◆ **Entries shown**
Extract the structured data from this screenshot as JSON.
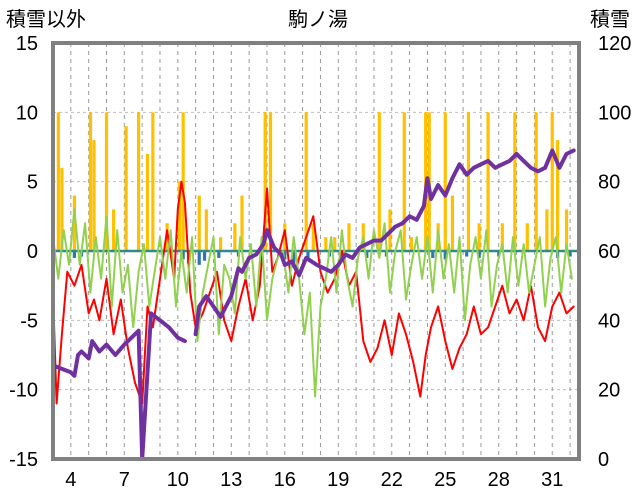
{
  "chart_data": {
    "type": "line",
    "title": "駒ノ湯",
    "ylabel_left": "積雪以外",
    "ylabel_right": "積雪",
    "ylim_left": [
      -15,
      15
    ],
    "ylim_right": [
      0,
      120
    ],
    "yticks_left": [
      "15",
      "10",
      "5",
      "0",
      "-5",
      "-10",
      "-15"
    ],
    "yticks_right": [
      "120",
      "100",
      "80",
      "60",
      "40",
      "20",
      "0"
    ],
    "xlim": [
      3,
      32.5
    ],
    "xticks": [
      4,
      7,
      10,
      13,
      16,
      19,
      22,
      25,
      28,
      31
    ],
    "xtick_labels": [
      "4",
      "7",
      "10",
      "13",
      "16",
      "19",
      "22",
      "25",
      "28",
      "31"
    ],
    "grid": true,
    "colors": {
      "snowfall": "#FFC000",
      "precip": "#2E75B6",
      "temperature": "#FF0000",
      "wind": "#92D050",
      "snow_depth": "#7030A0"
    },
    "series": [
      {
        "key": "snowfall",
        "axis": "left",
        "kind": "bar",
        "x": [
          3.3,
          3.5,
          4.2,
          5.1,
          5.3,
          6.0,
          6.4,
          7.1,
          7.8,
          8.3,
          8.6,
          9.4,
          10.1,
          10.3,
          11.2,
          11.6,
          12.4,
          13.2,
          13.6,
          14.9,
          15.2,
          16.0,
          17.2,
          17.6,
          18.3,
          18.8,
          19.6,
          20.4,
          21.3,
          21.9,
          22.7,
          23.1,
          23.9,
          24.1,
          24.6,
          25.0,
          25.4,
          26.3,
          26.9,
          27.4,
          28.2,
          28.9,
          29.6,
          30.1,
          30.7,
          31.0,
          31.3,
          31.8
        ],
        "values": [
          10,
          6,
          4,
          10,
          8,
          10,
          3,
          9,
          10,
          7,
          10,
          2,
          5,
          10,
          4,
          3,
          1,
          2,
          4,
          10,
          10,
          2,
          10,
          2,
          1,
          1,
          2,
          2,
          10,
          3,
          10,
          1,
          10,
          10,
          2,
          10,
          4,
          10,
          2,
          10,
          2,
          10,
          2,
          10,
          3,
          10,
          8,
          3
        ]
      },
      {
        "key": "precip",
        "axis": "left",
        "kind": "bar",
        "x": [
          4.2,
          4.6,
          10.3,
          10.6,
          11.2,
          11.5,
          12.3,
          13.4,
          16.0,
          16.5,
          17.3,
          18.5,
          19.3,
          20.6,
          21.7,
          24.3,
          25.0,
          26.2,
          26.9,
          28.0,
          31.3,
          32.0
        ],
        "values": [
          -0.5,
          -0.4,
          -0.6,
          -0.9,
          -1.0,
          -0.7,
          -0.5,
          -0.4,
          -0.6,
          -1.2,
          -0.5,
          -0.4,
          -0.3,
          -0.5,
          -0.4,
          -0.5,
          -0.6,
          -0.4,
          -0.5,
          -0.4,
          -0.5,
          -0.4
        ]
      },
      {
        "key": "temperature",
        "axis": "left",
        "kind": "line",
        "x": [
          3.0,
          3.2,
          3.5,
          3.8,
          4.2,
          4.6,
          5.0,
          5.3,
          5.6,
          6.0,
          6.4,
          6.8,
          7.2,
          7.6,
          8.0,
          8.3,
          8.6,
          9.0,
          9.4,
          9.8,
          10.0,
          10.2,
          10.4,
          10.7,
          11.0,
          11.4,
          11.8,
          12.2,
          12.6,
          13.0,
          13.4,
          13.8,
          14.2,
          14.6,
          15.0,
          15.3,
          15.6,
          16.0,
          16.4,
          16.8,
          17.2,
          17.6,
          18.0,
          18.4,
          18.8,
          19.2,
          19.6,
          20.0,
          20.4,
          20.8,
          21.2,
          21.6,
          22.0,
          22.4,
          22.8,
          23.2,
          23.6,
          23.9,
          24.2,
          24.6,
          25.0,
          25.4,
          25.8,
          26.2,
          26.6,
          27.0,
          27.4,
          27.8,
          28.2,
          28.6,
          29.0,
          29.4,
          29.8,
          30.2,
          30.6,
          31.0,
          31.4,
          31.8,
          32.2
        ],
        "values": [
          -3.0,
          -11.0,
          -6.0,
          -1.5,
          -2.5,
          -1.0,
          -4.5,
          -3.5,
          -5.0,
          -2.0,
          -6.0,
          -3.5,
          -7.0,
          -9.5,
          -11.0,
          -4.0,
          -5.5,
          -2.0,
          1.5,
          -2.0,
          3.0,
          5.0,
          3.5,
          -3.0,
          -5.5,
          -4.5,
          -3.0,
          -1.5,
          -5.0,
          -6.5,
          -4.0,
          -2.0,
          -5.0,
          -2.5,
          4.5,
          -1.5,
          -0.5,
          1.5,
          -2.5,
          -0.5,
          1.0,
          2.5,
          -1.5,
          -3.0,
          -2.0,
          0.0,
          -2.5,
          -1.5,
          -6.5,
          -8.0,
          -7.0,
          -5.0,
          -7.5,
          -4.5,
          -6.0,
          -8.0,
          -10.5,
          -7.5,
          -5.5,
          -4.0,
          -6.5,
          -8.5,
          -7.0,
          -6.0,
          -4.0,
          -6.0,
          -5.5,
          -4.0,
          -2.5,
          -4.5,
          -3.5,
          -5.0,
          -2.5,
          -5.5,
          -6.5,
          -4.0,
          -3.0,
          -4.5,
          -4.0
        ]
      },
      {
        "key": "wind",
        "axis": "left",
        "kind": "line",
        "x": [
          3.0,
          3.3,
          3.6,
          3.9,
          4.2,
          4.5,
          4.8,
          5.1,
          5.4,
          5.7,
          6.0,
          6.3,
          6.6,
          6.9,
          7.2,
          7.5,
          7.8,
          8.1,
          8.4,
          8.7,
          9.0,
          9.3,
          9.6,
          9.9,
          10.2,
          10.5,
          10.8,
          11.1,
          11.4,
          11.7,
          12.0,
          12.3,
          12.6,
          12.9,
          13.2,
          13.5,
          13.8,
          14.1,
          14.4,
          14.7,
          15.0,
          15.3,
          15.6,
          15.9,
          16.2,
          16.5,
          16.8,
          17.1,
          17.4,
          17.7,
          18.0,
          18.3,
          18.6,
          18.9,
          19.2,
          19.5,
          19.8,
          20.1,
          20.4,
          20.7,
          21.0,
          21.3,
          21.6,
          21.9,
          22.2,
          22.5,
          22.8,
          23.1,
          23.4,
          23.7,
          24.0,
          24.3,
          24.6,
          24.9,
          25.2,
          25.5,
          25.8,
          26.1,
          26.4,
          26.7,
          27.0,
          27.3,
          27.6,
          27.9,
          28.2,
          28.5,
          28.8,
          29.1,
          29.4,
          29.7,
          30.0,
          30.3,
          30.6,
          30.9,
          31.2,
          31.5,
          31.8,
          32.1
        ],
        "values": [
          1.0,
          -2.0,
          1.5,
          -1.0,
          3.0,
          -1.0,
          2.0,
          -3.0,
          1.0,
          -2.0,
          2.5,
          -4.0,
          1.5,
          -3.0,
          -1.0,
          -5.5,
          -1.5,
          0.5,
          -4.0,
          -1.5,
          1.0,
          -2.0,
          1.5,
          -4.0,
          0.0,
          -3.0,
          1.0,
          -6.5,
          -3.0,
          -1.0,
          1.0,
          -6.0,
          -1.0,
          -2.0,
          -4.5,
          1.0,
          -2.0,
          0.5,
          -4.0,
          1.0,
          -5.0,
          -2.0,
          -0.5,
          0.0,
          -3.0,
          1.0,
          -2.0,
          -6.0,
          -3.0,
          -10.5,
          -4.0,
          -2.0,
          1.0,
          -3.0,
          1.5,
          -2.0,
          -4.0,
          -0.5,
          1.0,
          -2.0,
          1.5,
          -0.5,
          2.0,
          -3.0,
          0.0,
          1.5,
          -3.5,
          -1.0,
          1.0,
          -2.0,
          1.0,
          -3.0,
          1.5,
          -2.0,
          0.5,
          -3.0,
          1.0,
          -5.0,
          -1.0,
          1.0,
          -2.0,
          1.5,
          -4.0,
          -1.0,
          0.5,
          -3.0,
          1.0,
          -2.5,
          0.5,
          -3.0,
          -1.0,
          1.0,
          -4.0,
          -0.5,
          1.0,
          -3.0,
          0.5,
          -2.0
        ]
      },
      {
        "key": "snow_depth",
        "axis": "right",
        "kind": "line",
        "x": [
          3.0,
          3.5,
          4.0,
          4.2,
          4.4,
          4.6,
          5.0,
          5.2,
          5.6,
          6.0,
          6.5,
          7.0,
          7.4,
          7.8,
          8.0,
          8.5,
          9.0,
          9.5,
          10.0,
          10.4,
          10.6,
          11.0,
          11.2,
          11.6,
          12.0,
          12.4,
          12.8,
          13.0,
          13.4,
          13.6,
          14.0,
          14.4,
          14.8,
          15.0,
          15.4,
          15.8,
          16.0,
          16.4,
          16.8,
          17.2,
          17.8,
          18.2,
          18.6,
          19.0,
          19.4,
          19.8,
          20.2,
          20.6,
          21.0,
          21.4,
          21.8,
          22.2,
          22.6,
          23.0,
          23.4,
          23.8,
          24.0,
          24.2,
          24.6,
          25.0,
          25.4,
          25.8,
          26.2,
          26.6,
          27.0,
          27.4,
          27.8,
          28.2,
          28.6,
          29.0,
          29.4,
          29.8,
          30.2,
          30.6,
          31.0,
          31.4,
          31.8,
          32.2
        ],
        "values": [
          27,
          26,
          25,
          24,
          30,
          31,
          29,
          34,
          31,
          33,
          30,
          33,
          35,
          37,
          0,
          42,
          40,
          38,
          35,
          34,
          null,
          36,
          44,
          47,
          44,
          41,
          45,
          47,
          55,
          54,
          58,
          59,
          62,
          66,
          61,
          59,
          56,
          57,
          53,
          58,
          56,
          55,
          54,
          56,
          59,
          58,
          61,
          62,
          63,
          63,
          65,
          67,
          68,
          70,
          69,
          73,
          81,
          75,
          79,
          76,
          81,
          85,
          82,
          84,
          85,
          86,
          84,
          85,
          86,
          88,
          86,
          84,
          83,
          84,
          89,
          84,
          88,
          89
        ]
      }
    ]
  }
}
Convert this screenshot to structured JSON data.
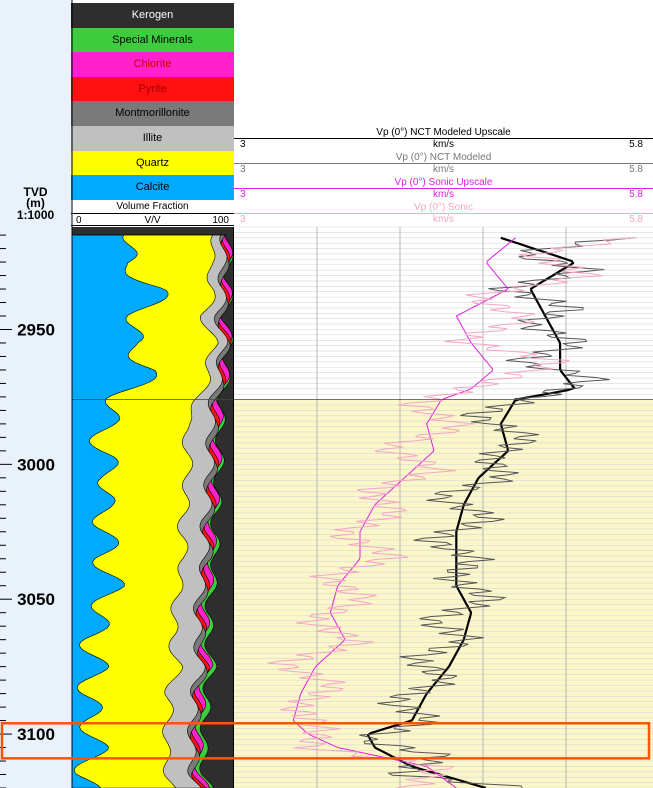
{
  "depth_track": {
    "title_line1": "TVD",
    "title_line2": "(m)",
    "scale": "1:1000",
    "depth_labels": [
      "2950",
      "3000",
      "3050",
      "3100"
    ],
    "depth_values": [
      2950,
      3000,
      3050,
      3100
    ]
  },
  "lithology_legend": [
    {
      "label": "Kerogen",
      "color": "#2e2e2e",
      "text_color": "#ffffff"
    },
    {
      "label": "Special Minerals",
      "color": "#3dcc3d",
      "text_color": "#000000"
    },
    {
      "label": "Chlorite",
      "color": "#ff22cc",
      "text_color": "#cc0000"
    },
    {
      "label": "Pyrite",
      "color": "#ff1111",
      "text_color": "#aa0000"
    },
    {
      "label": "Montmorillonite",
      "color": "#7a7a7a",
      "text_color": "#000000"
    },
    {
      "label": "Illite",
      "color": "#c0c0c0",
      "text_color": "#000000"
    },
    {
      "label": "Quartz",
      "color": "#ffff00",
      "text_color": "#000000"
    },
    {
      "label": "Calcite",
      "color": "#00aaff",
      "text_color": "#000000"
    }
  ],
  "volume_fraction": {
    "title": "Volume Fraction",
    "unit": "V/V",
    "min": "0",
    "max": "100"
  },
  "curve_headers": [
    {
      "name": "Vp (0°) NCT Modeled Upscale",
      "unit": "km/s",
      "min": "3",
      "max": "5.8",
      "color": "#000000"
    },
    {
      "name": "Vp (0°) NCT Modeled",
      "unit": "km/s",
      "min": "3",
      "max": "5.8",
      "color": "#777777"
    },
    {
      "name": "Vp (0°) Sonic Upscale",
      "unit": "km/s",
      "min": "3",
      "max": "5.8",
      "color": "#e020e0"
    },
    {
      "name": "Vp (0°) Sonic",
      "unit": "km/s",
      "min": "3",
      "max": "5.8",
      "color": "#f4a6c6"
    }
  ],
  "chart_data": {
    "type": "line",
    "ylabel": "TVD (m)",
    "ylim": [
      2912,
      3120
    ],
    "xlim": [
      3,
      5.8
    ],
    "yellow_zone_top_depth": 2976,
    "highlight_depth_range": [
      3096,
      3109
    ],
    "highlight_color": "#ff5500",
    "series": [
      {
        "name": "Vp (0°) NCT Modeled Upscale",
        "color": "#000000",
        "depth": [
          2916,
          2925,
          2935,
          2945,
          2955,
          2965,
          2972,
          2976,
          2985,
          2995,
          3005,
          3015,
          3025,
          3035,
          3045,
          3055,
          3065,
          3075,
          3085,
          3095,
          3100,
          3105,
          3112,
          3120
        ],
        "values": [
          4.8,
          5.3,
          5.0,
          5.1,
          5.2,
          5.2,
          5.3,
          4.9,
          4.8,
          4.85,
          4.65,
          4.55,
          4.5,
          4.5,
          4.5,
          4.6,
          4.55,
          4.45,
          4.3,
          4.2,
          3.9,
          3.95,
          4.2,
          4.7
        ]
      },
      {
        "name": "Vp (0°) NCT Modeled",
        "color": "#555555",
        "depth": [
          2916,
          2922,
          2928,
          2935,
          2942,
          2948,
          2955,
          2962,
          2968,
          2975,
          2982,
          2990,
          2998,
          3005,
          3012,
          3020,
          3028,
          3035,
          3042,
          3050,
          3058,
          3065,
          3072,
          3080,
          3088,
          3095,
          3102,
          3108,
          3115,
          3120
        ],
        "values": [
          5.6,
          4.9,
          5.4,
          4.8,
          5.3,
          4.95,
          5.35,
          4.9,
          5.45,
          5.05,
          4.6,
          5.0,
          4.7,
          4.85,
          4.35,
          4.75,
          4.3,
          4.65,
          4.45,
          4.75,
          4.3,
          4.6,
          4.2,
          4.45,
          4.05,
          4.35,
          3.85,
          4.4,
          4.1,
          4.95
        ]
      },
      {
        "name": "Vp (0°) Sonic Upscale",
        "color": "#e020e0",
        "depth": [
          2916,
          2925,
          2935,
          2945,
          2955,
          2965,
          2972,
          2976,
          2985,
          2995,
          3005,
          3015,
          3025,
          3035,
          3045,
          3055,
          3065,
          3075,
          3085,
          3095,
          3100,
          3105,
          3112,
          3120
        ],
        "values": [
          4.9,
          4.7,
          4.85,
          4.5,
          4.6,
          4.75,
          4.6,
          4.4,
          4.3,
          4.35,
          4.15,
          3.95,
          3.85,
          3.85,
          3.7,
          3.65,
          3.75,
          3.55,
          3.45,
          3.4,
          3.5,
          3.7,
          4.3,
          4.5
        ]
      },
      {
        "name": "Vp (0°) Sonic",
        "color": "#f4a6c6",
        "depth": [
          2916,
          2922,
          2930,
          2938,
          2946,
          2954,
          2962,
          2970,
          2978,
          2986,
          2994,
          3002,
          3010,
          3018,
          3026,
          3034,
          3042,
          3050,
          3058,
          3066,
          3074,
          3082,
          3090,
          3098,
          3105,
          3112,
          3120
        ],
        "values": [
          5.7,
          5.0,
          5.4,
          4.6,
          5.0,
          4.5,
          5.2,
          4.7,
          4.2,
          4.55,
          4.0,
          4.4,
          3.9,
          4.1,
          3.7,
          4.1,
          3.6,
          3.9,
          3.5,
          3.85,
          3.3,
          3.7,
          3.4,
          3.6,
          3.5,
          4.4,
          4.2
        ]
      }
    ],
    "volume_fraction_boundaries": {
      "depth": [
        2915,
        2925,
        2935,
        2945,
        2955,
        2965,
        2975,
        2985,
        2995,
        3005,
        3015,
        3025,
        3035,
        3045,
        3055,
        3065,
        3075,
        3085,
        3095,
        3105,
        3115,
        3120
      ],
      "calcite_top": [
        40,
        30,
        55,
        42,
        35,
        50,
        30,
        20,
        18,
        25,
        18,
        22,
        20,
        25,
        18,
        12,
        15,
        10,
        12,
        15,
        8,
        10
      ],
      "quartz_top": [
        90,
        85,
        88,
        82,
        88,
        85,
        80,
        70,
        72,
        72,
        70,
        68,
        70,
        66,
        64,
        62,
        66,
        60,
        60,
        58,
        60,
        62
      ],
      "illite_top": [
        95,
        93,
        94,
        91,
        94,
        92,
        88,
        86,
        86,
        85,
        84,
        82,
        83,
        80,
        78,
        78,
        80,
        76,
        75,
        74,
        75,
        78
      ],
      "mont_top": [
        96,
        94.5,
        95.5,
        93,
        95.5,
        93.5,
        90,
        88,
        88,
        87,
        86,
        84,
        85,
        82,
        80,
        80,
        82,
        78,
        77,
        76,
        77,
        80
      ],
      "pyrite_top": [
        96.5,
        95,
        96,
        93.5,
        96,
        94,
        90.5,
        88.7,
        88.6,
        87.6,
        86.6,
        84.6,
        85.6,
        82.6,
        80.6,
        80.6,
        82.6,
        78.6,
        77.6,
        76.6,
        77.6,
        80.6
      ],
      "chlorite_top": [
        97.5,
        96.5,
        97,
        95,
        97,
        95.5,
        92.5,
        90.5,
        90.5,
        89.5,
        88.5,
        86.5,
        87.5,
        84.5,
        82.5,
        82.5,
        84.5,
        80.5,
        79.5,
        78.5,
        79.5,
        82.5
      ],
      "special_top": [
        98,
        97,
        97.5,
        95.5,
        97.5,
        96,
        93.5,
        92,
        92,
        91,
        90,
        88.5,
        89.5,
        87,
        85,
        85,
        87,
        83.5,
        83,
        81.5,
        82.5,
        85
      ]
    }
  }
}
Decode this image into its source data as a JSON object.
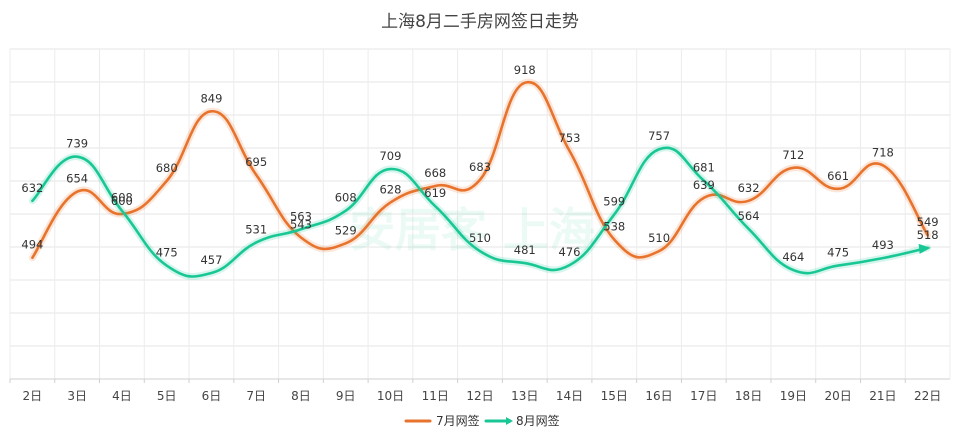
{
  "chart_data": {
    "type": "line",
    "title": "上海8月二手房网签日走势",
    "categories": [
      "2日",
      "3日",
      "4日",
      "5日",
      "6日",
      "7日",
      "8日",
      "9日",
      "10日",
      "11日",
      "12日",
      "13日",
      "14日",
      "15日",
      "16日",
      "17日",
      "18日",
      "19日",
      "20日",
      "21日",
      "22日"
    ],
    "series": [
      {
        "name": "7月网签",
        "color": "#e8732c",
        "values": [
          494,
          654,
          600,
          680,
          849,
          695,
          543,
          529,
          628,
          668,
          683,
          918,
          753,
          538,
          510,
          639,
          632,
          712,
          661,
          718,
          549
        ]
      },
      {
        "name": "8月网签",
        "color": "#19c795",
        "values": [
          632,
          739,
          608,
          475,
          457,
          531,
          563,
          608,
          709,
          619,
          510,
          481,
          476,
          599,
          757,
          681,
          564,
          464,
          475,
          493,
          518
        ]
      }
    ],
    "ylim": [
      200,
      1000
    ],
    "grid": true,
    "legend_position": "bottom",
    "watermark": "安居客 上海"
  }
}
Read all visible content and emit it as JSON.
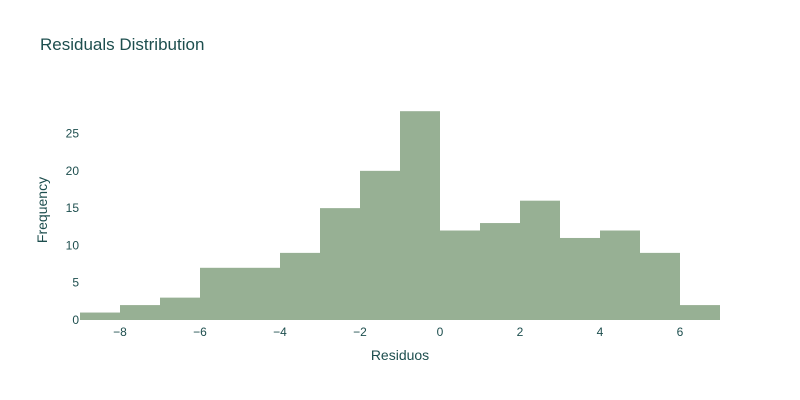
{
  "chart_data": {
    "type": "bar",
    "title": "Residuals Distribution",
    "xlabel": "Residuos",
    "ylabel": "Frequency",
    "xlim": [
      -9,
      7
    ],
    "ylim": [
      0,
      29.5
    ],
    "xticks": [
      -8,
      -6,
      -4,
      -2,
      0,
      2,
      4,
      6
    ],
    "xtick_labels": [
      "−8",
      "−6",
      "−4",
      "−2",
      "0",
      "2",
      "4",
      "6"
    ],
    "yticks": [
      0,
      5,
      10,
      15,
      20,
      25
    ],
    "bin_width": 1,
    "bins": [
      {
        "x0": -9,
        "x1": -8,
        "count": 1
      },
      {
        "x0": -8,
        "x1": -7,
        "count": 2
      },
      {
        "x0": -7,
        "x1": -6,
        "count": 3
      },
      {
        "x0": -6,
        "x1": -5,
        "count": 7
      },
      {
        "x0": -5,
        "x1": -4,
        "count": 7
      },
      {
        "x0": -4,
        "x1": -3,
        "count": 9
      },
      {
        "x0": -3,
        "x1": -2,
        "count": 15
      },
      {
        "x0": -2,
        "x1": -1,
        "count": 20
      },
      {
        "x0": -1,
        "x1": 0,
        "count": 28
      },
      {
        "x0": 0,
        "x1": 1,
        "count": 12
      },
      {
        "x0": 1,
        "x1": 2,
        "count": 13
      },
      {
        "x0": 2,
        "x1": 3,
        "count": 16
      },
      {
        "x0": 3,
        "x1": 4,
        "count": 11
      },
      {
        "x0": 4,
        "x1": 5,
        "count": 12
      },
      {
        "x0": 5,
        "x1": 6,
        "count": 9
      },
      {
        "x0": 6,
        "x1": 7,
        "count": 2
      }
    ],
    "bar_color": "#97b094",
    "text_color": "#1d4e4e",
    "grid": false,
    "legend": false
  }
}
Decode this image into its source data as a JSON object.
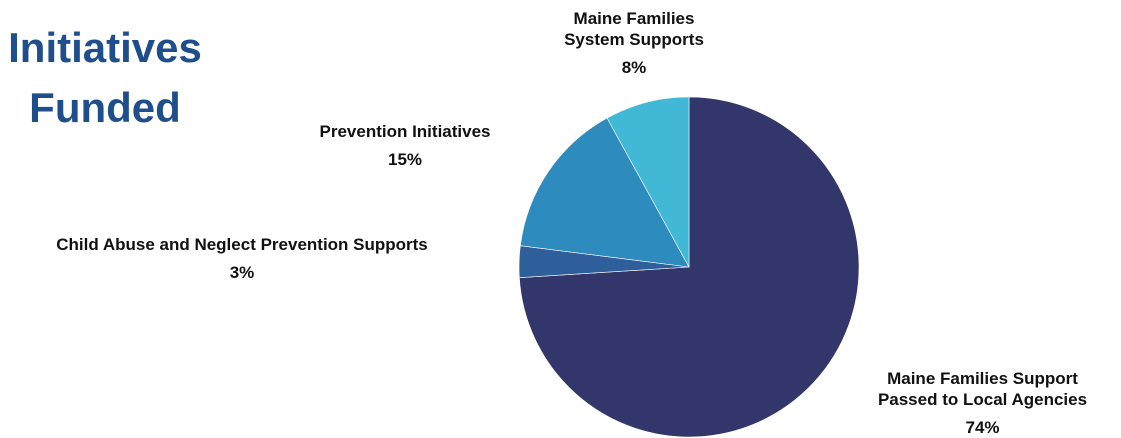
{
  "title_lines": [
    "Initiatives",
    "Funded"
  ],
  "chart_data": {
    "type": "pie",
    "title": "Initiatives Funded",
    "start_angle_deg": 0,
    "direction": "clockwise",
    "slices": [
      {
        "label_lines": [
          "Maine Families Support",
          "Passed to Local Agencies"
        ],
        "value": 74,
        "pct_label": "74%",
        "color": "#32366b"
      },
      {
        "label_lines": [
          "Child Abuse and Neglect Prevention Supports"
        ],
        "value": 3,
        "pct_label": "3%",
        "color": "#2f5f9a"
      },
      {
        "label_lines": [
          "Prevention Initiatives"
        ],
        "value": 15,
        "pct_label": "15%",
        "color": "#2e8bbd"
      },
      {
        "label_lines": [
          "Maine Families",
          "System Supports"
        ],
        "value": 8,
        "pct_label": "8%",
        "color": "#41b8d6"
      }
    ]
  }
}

◆ **Exercise description**
Pull out all lines of the data with the string "Sonic".

◆ **Response below**
      "name": "Vp (0°) Sonic Upscale",
      "name": "Vp (0°) Sonic",
        "name": "Vp (0°) Sonic Upscale",
        "name": "Vp (0°) Sonic",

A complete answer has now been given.